## DIRECTIVE:
In the records below, find each line with the word "Продовольственный" and copy it.

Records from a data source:
+ + + + + + +
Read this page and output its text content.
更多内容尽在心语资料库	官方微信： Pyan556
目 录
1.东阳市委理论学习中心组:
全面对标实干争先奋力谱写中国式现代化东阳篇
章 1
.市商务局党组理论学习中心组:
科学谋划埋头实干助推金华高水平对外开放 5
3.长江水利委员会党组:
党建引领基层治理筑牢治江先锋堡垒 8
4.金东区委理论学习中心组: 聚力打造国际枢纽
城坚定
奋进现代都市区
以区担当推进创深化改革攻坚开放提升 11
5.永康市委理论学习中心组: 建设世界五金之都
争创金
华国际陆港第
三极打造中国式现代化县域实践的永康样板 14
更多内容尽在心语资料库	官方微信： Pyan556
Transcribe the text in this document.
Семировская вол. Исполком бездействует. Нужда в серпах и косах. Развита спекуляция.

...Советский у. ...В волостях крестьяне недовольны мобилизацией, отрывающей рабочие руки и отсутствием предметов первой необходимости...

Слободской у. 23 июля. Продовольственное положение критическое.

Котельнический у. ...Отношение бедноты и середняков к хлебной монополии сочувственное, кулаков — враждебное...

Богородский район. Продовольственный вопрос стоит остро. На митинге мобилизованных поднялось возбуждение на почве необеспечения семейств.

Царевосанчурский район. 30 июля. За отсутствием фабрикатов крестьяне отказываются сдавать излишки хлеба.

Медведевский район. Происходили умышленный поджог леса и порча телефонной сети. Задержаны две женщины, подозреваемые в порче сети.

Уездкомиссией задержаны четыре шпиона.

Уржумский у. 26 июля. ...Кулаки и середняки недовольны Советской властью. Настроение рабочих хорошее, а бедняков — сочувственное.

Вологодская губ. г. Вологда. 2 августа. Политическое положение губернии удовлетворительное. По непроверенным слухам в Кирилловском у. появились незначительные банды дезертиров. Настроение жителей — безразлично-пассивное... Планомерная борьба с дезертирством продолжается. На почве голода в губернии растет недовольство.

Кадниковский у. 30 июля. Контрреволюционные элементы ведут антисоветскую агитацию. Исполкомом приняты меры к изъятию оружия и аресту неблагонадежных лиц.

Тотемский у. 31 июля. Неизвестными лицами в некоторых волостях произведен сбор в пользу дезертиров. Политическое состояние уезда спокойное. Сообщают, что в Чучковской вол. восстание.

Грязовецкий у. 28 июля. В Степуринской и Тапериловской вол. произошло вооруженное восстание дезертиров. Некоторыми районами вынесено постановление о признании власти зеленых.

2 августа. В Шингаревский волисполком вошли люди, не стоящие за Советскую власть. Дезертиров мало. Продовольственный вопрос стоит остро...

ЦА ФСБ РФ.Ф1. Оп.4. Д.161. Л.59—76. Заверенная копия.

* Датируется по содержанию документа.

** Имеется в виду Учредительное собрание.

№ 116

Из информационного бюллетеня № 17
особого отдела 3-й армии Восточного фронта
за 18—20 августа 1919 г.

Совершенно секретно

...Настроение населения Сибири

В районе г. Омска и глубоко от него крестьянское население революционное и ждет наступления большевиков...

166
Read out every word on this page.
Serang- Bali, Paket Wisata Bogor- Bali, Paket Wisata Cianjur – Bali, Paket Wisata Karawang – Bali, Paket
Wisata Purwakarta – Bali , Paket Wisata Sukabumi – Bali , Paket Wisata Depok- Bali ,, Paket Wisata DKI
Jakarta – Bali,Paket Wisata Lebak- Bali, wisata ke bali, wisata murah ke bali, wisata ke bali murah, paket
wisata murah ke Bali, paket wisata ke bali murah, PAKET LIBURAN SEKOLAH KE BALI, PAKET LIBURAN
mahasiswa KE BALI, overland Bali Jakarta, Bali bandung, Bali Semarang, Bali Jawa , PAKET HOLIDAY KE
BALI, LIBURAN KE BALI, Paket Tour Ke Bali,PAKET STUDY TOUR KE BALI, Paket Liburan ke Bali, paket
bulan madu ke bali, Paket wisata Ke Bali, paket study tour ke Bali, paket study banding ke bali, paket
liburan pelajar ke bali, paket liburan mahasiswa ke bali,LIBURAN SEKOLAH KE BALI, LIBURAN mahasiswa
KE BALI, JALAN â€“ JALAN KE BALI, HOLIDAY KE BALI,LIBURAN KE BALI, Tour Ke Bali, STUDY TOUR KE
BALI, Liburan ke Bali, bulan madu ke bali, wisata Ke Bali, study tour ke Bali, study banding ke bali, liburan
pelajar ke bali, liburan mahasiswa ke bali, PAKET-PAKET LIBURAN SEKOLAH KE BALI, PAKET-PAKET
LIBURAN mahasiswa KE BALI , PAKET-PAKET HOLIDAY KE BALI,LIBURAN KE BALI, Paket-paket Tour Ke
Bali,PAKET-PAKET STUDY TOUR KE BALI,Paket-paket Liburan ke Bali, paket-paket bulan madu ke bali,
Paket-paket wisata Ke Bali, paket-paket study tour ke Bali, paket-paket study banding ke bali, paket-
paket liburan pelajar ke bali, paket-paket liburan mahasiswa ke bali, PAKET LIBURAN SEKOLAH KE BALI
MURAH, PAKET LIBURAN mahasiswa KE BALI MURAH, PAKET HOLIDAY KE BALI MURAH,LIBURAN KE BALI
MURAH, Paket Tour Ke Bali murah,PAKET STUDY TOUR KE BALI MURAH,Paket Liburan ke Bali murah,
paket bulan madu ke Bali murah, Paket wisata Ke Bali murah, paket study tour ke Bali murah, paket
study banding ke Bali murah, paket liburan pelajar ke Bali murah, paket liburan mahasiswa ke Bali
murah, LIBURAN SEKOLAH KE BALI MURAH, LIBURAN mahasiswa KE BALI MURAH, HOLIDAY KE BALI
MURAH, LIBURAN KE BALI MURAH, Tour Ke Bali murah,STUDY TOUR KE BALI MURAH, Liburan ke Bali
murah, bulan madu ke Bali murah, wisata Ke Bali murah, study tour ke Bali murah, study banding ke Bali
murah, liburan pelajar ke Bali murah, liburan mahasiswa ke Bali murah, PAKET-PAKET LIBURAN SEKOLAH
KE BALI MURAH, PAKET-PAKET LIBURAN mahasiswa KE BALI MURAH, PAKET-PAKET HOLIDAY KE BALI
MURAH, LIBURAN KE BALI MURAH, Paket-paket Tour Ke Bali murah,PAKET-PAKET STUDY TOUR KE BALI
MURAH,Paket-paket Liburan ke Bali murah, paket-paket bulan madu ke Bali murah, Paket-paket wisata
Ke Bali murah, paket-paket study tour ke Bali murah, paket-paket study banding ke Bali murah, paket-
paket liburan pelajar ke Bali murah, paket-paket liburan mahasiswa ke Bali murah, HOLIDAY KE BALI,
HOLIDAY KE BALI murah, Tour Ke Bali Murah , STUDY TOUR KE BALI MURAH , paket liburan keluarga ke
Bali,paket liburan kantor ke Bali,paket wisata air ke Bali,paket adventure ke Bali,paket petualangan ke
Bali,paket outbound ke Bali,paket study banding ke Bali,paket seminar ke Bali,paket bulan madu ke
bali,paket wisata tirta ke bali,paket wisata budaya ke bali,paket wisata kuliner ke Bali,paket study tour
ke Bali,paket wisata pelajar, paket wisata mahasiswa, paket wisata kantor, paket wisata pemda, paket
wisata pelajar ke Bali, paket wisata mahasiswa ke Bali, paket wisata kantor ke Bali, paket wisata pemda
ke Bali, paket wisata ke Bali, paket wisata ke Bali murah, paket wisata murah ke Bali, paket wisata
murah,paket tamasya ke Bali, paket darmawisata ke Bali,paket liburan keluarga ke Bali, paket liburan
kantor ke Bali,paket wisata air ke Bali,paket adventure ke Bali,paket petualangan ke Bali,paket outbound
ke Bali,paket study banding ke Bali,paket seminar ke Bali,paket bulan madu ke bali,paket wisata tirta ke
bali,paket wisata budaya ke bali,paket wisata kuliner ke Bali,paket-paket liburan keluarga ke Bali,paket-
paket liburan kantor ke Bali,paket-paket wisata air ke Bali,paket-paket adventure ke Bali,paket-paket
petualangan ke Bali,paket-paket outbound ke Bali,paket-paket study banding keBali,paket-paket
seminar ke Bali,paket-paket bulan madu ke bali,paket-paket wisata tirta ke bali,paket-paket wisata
+ + + + + + +
## THE ANSWER:
Богородский район. Продовольственный вопрос стоит остро. На митинге мобилизованных поднялось возбуждение на почве необеспечения семейств.
2 августа. В Шингаревский волисполком вошли люди, не стоящие за Советскую власть. Дезертиров мало. Продовольственный вопрос стоит остро...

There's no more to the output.